■ EXERCISE REQUIREMENTS
Every line of the material that follows must be printed again exactly.

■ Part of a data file

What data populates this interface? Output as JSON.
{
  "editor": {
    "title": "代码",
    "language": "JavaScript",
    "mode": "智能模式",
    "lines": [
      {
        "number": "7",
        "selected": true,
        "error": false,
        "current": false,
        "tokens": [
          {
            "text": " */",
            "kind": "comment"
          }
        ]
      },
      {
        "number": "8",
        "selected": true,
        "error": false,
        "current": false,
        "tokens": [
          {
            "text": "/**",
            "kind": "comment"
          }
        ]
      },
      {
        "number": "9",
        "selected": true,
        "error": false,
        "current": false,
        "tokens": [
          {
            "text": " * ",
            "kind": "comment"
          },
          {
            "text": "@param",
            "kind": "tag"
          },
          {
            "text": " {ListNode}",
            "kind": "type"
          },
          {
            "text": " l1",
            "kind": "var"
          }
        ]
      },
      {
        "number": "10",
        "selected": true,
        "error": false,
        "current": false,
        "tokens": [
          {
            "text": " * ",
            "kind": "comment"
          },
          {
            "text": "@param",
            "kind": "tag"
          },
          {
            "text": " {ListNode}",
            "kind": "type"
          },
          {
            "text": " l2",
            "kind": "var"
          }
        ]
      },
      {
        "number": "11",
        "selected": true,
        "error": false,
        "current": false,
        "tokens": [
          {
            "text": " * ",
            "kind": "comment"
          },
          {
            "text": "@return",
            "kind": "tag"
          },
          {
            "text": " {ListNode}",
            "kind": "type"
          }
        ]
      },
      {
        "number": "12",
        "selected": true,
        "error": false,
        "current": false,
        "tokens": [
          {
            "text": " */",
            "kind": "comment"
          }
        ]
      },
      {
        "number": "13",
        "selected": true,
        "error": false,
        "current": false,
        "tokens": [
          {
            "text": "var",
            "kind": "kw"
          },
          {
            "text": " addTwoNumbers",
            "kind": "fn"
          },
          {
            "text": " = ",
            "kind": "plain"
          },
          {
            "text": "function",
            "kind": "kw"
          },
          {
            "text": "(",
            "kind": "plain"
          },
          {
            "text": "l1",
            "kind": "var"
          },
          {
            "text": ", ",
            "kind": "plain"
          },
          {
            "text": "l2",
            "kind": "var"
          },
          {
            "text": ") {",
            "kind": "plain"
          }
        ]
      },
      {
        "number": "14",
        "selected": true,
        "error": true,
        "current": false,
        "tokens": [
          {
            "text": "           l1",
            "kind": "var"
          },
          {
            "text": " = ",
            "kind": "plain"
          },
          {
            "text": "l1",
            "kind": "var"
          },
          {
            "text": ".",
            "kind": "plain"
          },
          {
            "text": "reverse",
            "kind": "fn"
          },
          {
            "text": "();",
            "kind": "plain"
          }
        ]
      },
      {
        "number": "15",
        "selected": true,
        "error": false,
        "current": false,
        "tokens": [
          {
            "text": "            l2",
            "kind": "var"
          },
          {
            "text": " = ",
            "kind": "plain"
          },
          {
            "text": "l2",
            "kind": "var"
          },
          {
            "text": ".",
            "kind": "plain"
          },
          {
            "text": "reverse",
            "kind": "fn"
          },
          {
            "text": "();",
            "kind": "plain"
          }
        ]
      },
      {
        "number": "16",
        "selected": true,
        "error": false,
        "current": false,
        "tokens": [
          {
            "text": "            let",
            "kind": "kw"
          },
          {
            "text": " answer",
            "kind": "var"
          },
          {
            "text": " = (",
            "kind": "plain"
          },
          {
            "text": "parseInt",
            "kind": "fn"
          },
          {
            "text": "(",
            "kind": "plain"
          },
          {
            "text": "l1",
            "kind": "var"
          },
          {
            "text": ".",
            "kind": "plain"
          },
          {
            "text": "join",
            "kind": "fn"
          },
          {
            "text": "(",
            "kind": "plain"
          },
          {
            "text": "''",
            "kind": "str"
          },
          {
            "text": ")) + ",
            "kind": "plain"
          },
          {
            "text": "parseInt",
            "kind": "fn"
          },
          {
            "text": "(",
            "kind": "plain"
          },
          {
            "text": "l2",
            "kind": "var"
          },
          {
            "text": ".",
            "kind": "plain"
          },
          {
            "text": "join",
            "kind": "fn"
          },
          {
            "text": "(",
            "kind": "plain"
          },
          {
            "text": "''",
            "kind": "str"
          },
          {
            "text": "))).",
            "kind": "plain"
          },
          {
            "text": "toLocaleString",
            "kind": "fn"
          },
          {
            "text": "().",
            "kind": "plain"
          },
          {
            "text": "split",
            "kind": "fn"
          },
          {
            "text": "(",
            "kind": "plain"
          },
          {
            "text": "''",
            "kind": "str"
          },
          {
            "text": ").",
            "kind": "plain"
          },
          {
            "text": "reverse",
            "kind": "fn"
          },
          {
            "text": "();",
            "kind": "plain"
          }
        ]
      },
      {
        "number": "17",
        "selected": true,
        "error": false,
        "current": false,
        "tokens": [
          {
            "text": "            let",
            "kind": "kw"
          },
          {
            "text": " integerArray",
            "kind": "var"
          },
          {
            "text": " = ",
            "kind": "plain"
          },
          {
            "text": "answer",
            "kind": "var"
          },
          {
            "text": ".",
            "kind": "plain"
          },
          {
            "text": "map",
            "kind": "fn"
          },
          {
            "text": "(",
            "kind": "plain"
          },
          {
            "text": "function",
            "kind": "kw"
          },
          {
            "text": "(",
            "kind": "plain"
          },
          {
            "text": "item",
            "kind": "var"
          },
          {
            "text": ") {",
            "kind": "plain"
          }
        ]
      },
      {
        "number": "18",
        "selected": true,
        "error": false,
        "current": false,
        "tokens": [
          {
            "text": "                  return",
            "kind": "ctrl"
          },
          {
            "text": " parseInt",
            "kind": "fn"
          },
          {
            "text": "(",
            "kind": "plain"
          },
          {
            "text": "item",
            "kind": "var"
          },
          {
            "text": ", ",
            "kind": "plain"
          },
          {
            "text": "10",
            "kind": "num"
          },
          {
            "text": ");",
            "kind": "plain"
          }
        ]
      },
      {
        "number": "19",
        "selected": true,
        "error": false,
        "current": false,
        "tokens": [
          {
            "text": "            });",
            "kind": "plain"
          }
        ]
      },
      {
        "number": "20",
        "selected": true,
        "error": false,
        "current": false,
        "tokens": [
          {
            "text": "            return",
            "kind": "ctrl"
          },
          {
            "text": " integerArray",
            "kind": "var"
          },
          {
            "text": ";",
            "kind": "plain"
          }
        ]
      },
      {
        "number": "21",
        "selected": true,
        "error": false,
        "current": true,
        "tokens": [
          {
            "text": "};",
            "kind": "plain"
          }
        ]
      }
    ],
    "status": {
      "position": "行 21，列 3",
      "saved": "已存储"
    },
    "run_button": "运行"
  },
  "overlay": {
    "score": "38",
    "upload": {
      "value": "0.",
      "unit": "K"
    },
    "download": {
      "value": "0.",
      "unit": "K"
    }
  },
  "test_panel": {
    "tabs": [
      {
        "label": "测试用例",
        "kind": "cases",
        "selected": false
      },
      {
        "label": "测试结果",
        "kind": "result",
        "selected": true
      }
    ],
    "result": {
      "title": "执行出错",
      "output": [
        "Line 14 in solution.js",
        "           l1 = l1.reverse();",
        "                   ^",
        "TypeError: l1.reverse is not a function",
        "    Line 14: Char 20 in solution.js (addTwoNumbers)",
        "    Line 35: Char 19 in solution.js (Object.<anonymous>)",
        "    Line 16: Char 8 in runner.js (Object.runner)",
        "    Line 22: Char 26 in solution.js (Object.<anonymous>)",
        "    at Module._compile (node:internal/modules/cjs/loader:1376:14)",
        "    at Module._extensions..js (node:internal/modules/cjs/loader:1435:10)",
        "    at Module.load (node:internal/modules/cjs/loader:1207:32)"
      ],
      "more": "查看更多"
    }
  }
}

■ WRITTEN SOLUTION
What data populates this interface? Output as JSON.
{
  "editor": {
    "title": "代码",
    "language": "JavaScript",
    "mode": "智能模式",
    "lines": [
      {
        "number": "7",
        "selected": true,
        "error": false,
        "current": false,
        "tokens": [
          {
            "text": " */",
            "kind": "comment"
          }
        ]
      },
      {
        "number": "8",
        "selected": true,
        "error": false,
        "current": false,
        "tokens": [
          {
            "text": "/**",
            "kind": "comment"
          }
        ]
      },
      {
        "number": "9",
        "selected": true,
        "error": false,
        "current": false,
        "tokens": [
          {
            "text": " * ",
            "kind": "comment"
          },
          {
            "text": "@param",
            "kind": "tag"
          },
          {
            "text": " {ListNode}",
            "kind": "type"
          },
          {
            "text": " l1",
            "kind": "var"
          }
        ]
      },
      {
        "number": "10",
        "selected": true,
        "error": false,
        "current": false,
        "tokens": [
          {
            "text": " * ",
            "kind": "comment"
          },
          {
            "text": "@param",
            "kind": "tag"
          },
          {
            "text": " {ListNode}",
            "kind": "type"
          },
          {
            "text": " l2",
            "kind": "var"
          }
        ]
      },
      {
        "number": "11",
        "selected": true,
        "error": false,
        "current": false,
        "tokens": [
          {
            "text": " * ",
            "kind": "comment"
          },
          {
            "text": "@return",
            "kind": "tag"
          },
          {
            "text": " {ListNode}",
            "kind": "type"
          }
        ]
      },
      {
        "number": "12",
        "selected": true,
        "error": false,
        "current": false,
        "tokens": [
          {
            "text": " */",
            "kind": "comment"
          }
        ]
      },
      {
        "number": "13",
        "selected": true,
        "error": false,
        "current": false,
        "tokens": [
          {
            "text": "var",
            "kind": "kw"
          },
          {
            "text": " addTwoNumbers",
            "kind": "fn"
          },
          {
            "text": " = ",
            "kind": "plain"
          },
          {
            "text": "function",
            "kind": "kw"
          },
          {
            "text": "(",
            "kind": "plain"
          },
          {
            "text": "l1",
            "kind": "var"
          },
          {
            "text": ", ",
            "kind": "plain"
          },
          {
            "text": "l2",
            "kind": "var"
          },
          {
            "text": ") {",
            "kind": "plain"
          }
        ]
      },
      {
        "number": "14",
        "selected": true,
        "error": true,
        "current": false,
        "tokens": [
          {
            "text": "           l1",
            "kind": "var"
          },
          {
            "text": " = ",
            "kind": "plain"
          },
          {
            "text": "l1",
            "kind": "var"
          },
          {
            "text": ".",
            "kind": "plain"
          },
          {
            "text": "reverse",
            "kind": "fn"
          },
          {
            "text": "();",
            "kind": "plain"
          }
        ]
      },
      {
        "number": "15",
        "selected": true,
        "error": false,
        "current": false,
        "tokens": [
          {
            "text": "            l2",
            "kind": "var"
          },
          {
            "text": " = ",
            "kind": "plain"
          },
          {
            "text": "l2",
            "kind": "var"
          },
          {
            "text": ".",
            "kind": "plain"
          },
          {
            "text": "reverse",
            "kind": "fn"
          },
          {
            "text": "();",
            "kind": "plain"
          }
        ]
      },
      {
        "number": "16",
        "selected": true,
        "error": false,
        "current": false,
        "tokens": [
          {
            "text": "            let",
            "kind": "kw"
          },
          {
            "text": " answer",
            "kind": "var"
          },
          {
            "text": " = (",
            "kind": "plain"
          },
          {
            "text": "parseInt",
            "kind": "fn"
          },
          {
            "text": "(",
            "kind": "plain"
          },
          {
            "text": "l1",
            "kind": "var"
          },
          {
            "text": ".",
            "kind": "plain"
          },
          {
            "text": "join",
            "kind": "fn"
          },
          {
            "text": "(",
            "kind": "plain"
          },
          {
            "text": "''",
            "kind": "str"
          },
          {
            "text": ")) + ",
            "kind": "plain"
          },
          {
            "text": "parseInt",
            "kind": "fn"
          },
          {
            "text": "(",
            "kind": "plain"
          },
          {
            "text": "l2",
            "kind": "var"
          },
          {
            "text": ".",
            "kind": "plain"
          },
          {
            "text": "join",
            "kind": "fn"
          },
          {
            "text": "(",
            "kind": "plain"
          },
          {
            "text": "''",
            "kind": "str"
          },
          {
            "text": "))).",
            "kind": "plain"
          },
          {
            "text": "toLocaleString",
            "kind": "fn"
          },
          {
            "text": "().",
            "kind": "plain"
          },
          {
            "text": "split",
            "kind": "fn"
          },
          {
            "text": "(",
            "kind": "plain"
          },
          {
            "text": "''",
            "kind": "str"
          },
          {
            "text": ").",
            "kind": "plain"
          },
          {
            "text": "reverse",
            "kind": "fn"
          },
          {
            "text": "();",
            "kind": "plain"
          }
        ]
      },
      {
        "number": "17",
        "selected": true,
        "error": false,
        "current": false,
        "tokens": [
          {
            "text": "            let",
            "kind": "kw"
          },
          {
            "text": " integerArray",
            "kind": "var"
          },
          {
            "text": " = ",
            "kind": "plain"
          },
          {
            "text": "answer",
            "kind": "var"
          },
          {
            "text": ".",
            "kind": "plain"
          },
          {
            "text": "map",
            "kind": "fn"
          },
          {
            "text": "(",
            "kind": "plain"
          },
          {
            "text": "function",
            "kind": "kw"
          },
          {
            "text": "(",
            "kind": "plain"
          },
          {
            "text": "item",
            "kind": "var"
          },
          {
            "text": ") {",
            "kind": "plain"
          }
        ]
      },
      {
        "number": "18",
        "selected": true,
        "error": false,
        "current": false,
        "tokens": [
          {
            "text": "                  return",
            "kind": "ctrl"
          },
          {
            "text": " parseInt",
            "kind": "fn"
          },
          {
            "text": "(",
            "kind": "plain"
          },
          {
            "text": "item",
            "kind": "var"
          },
          {
            "text": ", ",
            "kind": "plain"
          },
          {
            "text": "10",
            "kind": "num"
          },
          {
            "text": ");",
            "kind": "plain"
          }
        ]
      },
      {
        "number": "19",
        "selected": true,
        "error": false,
        "current": false,
        "tokens": [
          {
            "text": "            });",
            "kind": "plain"
          }
        ]
      },
      {
        "number": "20",
        "selected": true,
        "error": false,
        "current": false,
        "tokens": [
          {
            "text": "            return",
            "kind": "ctrl"
          },
          {
            "text": " integerArray",
            "kind": "var"
          },
          {
            "text": ";",
            "kind": "plain"
          }
        ]
      },
      {
        "number": "21",
        "selected": true,
        "error": false,
        "current": true,
        "tokens": [
          {
            "text": "};",
            "kind": "plain"
          }
        ]
      }
    ],
    "status": {
      "position": "行 21，列 3",
      "saved": "已存储"
    },
    "run_button": "运行"
  },
  "overlay": {
    "score": "38",
    "upload": {
      "value": "0.",
      "unit": "K"
    },
    "download": {
      "value": "0.",
      "unit": "K"
    }
  },
  "test_panel": {
    "tabs": [
      {
        "label": "测试用例",
        "kind": "cases",
        "selected": false
      },
      {
        "label": "测试结果",
        "kind": "result",
        "selected": true
      }
    ],
    "result": {
      "title": "执行出错",
      "output": [
        "Line 14 in solution.js",
        "           l1 = l1.reverse();",
        "                   ^",
        "TypeError: l1.reverse is not a function",
        "    Line 14: Char 20 in solution.js (addTwoNumbers)",
        "    Line 35: Char 19 in solution.js (Object.<anonymous>)",
        "    Line 16: Char 8 in runner.js (Object.runner)",
        "    Line 22: Char 26 in solution.js (Object.<anonymous>)",
        "    at Module._compile (node:internal/modules/cjs/loader:1376:14)",
        "    at Module._extensions..js (node:internal/modules/cjs/loader:1435:10)",
        "    at Module.load (node:internal/modules/cjs/loader:1207:32)"
      ],
      "more": "查看更多"
    }
  }
}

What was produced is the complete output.